RECORDS TO PROCESS
☆ ☆ ☆ ☆

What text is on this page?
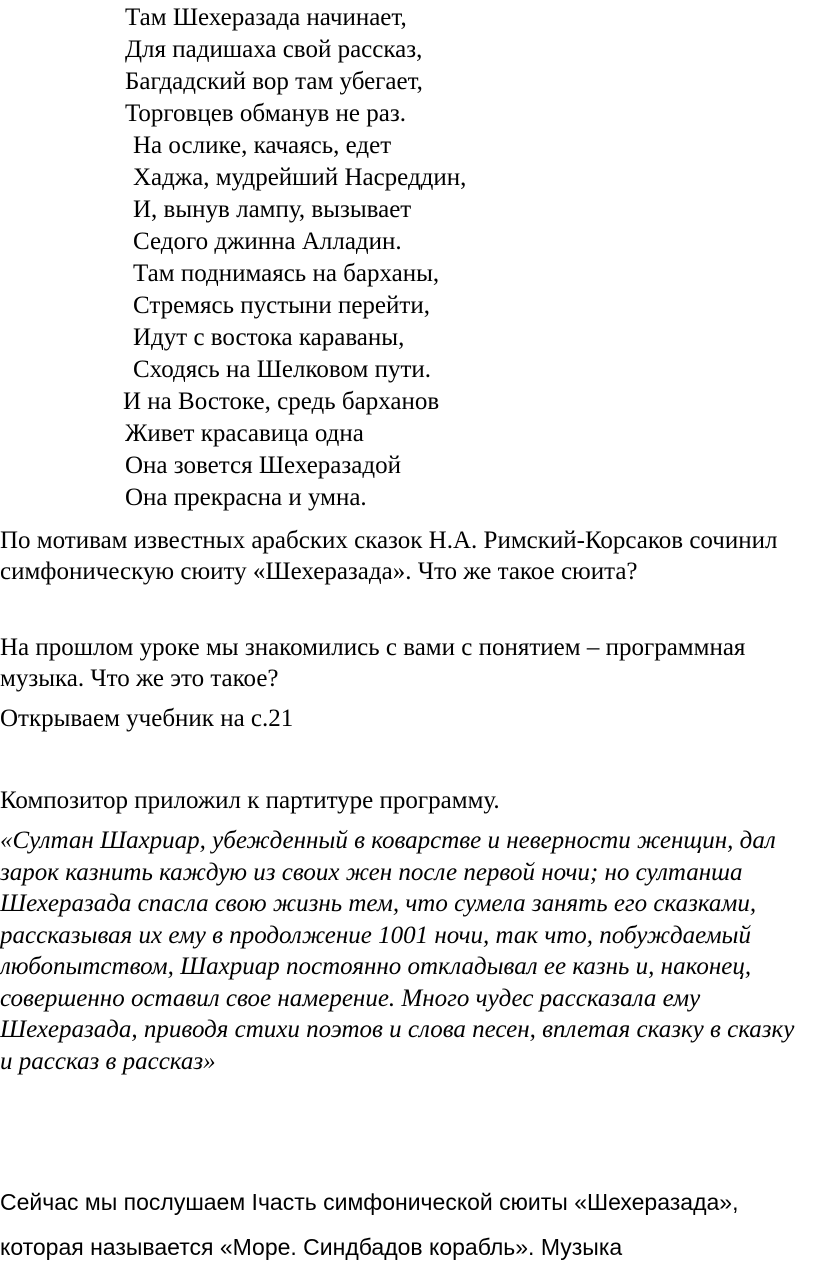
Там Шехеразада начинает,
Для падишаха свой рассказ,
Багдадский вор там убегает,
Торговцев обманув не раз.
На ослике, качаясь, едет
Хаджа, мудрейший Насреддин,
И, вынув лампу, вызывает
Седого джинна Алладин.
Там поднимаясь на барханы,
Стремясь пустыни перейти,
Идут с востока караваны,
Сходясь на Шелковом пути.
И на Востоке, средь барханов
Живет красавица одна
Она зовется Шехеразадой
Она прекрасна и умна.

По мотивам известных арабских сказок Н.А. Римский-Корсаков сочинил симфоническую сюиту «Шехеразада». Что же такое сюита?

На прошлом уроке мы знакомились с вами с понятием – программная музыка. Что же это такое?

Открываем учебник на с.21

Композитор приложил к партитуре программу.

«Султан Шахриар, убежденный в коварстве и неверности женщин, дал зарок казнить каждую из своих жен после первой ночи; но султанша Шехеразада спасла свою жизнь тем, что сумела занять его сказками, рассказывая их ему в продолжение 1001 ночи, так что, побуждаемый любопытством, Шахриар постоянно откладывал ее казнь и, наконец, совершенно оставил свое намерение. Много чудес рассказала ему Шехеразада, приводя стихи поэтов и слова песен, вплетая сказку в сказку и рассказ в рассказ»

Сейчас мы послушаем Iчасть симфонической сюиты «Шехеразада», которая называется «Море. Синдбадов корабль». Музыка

☆ ☆ ☆ ☆

PROBLEM STATEMENT
Count the lines that hold the string "такое" and state that number alone.

SOLUTION FOR THIS PROBLEM
2